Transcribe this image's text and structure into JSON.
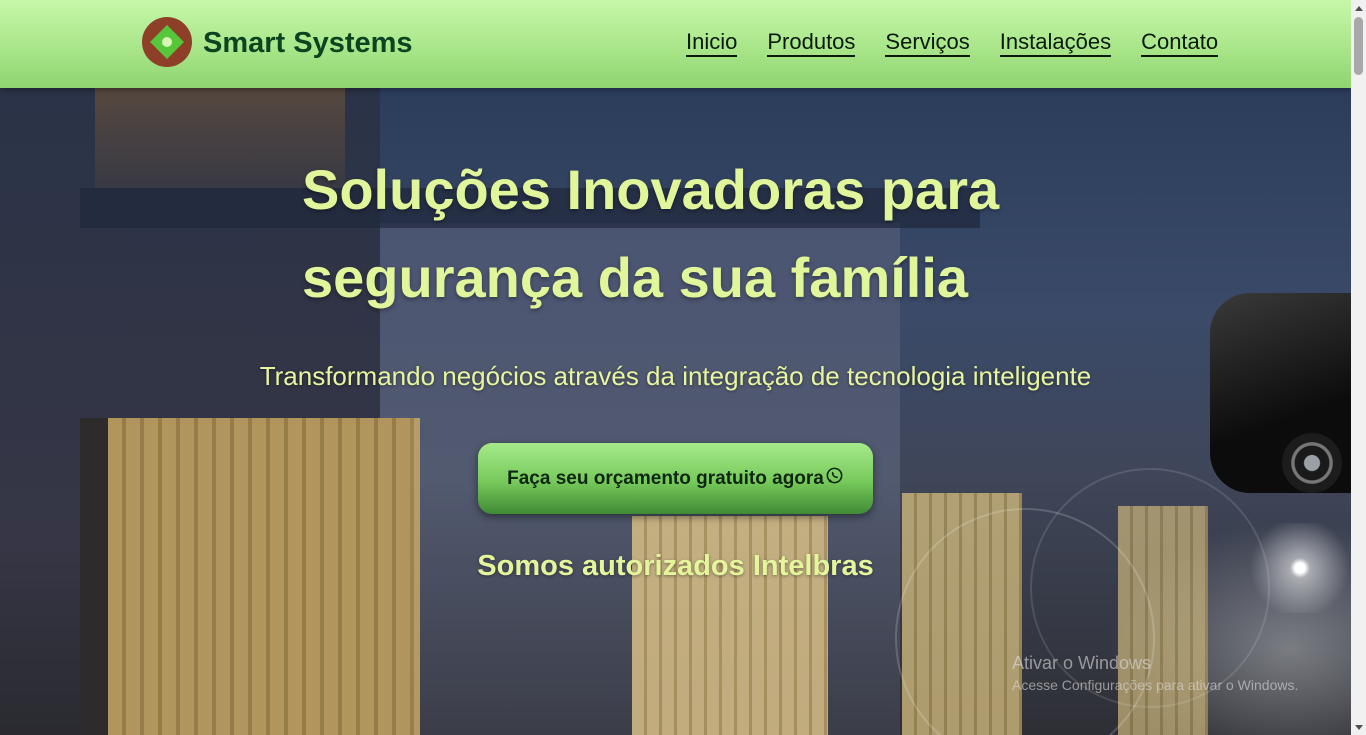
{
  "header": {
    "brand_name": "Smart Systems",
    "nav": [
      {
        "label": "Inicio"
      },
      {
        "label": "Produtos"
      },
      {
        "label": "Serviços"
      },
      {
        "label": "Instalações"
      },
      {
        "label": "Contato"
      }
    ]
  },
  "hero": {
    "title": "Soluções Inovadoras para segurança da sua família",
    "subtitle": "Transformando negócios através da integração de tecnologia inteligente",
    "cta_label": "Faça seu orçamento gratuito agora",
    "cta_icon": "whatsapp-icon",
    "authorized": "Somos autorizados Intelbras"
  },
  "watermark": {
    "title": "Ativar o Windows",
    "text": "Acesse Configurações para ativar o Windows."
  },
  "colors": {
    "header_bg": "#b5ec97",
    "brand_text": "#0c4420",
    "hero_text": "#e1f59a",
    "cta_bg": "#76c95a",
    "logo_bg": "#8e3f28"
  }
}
────────
### THE TASK
Reproduce the data verbatim. Do not carry any picture into the copy.

### OUTPUT OF THE TASK
Transcribe this image's text and structure into JSON.
{
  "header": {
    "brand_name": "Smart Systems",
    "nav": [
      {
        "label": "Inicio"
      },
      {
        "label": "Produtos"
      },
      {
        "label": "Serviços"
      },
      {
        "label": "Instalações"
      },
      {
        "label": "Contato"
      }
    ]
  },
  "hero": {
    "title": "Soluções Inovadoras para segurança da sua família",
    "subtitle": "Transformando negócios através da integração de tecnologia inteligente",
    "cta_label": "Faça seu orçamento gratuito agora",
    "cta_icon": "whatsapp-icon",
    "authorized": "Somos autorizados Intelbras"
  },
  "watermark": {
    "title": "Ativar o Windows",
    "text": "Acesse Configurações para ativar o Windows."
  },
  "colors": {
    "header_bg": "#b5ec97",
    "brand_text": "#0c4420",
    "hero_text": "#e1f59a",
    "cta_bg": "#76c95a",
    "logo_bg": "#8e3f28"
  }
}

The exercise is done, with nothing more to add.